[Layout annotation records]
####################

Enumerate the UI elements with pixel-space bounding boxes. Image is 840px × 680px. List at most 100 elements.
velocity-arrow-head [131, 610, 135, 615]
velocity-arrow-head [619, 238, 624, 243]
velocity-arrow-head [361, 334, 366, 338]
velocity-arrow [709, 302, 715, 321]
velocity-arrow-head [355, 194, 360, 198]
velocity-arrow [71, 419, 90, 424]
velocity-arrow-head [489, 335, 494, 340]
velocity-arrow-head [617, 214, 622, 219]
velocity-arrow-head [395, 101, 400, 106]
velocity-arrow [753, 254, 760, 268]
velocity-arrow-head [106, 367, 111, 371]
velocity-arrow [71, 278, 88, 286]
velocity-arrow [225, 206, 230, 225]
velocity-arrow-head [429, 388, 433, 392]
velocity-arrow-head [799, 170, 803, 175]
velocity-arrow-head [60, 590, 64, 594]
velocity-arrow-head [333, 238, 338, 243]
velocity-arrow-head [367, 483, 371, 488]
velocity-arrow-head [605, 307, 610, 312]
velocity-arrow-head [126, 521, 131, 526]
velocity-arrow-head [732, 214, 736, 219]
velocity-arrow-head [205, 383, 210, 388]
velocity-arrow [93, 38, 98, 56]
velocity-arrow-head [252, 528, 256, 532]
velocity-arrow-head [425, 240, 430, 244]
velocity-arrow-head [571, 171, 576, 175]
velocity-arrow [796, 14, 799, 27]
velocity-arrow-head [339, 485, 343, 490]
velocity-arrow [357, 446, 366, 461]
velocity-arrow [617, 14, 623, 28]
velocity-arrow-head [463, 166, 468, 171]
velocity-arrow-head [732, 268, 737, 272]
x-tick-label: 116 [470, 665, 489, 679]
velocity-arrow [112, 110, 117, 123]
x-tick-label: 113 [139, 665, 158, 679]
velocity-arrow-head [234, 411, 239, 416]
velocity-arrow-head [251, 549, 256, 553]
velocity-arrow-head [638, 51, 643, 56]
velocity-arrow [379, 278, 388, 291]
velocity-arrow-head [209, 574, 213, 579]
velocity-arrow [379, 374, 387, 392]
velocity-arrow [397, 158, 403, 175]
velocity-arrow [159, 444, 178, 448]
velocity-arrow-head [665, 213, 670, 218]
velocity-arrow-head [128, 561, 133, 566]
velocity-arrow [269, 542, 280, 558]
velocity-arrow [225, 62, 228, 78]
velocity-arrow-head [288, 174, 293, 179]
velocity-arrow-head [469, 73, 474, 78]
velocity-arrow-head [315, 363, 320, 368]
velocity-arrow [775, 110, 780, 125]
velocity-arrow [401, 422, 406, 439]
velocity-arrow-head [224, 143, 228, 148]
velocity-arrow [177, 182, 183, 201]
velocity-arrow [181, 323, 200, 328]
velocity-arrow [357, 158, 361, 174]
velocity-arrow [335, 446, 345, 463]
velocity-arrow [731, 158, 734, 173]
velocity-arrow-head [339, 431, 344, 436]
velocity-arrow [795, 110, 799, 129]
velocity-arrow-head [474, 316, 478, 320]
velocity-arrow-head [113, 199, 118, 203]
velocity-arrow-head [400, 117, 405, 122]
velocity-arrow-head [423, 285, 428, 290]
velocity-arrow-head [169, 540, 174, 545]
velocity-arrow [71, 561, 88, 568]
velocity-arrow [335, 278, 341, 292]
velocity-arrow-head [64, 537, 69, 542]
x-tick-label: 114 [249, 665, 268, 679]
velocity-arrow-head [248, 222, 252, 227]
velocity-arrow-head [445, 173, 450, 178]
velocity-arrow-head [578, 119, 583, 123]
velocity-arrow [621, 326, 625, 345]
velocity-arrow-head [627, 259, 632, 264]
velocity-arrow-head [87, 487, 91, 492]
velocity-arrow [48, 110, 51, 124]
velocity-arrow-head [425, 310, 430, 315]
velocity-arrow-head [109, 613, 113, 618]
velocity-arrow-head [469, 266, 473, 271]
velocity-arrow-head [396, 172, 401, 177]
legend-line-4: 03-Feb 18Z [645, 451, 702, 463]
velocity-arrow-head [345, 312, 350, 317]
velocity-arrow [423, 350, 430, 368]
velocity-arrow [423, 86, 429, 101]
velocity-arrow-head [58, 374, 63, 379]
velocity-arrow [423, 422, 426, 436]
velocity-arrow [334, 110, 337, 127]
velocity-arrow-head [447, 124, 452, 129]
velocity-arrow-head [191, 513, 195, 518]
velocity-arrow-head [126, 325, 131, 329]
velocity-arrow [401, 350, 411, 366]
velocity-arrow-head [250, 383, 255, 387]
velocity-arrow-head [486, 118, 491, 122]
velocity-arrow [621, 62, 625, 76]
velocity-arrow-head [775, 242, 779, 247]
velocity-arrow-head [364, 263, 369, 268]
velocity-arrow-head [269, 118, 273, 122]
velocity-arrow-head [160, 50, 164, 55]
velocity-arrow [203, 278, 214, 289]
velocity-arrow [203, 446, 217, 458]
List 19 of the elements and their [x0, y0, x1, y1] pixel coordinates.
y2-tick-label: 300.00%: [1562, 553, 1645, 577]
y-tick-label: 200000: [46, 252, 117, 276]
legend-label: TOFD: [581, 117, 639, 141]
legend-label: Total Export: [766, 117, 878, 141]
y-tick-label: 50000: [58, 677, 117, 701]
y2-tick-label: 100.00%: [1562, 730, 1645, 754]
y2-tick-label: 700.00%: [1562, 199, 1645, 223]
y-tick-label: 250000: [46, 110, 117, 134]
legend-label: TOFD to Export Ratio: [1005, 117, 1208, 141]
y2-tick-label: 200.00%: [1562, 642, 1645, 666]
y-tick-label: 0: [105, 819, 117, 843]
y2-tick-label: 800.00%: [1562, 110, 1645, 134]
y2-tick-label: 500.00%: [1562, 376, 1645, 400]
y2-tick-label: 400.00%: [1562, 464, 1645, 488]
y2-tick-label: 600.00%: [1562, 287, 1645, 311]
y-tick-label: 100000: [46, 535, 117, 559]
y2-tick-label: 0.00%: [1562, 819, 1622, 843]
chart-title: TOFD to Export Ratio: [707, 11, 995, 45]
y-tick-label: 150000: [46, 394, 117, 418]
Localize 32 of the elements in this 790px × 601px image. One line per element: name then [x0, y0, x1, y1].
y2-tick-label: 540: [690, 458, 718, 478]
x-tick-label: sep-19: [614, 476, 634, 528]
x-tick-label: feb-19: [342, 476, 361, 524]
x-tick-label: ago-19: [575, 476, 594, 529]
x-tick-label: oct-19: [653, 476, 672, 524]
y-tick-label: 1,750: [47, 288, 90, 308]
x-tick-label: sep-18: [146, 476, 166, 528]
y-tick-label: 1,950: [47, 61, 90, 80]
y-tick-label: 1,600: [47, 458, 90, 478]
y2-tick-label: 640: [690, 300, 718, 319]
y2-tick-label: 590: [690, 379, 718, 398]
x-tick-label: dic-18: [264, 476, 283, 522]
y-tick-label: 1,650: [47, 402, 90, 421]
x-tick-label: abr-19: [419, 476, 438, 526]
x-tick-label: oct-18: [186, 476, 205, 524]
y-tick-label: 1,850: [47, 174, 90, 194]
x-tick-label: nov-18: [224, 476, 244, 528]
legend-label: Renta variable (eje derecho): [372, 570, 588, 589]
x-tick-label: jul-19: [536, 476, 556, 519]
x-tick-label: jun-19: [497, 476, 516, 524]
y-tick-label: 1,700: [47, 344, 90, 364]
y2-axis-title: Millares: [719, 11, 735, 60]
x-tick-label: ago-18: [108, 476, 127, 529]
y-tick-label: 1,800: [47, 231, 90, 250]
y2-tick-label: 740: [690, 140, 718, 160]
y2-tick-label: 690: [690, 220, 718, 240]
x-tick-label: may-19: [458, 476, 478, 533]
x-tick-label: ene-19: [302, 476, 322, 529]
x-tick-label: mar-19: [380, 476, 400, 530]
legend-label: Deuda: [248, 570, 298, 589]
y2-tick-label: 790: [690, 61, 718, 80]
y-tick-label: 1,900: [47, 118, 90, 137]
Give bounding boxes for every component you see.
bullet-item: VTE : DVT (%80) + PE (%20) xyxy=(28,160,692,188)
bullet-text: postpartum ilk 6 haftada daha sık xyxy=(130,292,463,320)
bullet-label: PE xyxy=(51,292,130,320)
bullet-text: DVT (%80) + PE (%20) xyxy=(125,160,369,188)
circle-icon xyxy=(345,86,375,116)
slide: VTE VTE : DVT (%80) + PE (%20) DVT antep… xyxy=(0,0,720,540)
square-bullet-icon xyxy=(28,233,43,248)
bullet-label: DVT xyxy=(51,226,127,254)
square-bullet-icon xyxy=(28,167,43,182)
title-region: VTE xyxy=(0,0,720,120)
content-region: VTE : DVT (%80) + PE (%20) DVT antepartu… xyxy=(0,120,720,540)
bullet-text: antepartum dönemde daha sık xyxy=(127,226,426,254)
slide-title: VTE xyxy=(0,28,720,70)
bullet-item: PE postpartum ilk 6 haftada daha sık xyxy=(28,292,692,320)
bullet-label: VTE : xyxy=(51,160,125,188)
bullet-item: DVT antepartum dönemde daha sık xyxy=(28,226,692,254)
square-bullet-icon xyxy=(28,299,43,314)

####################

**What to produce:** Copy the part of the items that opens with the first line and closes with the line containing "velocity-arrow-head [571, 171, 576, 175]", reproducing every line unchanged and including both ends.

**Task result:**
Enumerate the UI elements with pixel-space bounding boxes. Image is 840px × 680px. List at most 100 elements.
velocity-arrow-head [131, 610, 135, 615]
velocity-arrow-head [619, 238, 624, 243]
velocity-arrow-head [361, 334, 366, 338]
velocity-arrow [709, 302, 715, 321]
velocity-arrow-head [355, 194, 360, 198]
velocity-arrow [71, 419, 90, 424]
velocity-arrow-head [489, 335, 494, 340]
velocity-arrow-head [617, 214, 622, 219]
velocity-arrow-head [395, 101, 400, 106]
velocity-arrow [753, 254, 760, 268]
velocity-arrow-head [106, 367, 111, 371]
velocity-arrow [71, 278, 88, 286]
velocity-arrow [225, 206, 230, 225]
velocity-arrow-head [429, 388, 433, 392]
velocity-arrow-head [799, 170, 803, 175]
velocity-arrow-head [60, 590, 64, 594]
velocity-arrow-head [333, 238, 338, 243]
velocity-arrow-head [367, 483, 371, 488]
velocity-arrow-head [605, 307, 610, 312]
velocity-arrow-head [126, 521, 131, 526]
velocity-arrow-head [732, 214, 736, 219]
velocity-arrow-head [205, 383, 210, 388]
velocity-arrow [93, 38, 98, 56]
velocity-arrow-head [252, 528, 256, 532]
velocity-arrow-head [425, 240, 430, 244]
velocity-arrow-head [571, 171, 576, 175]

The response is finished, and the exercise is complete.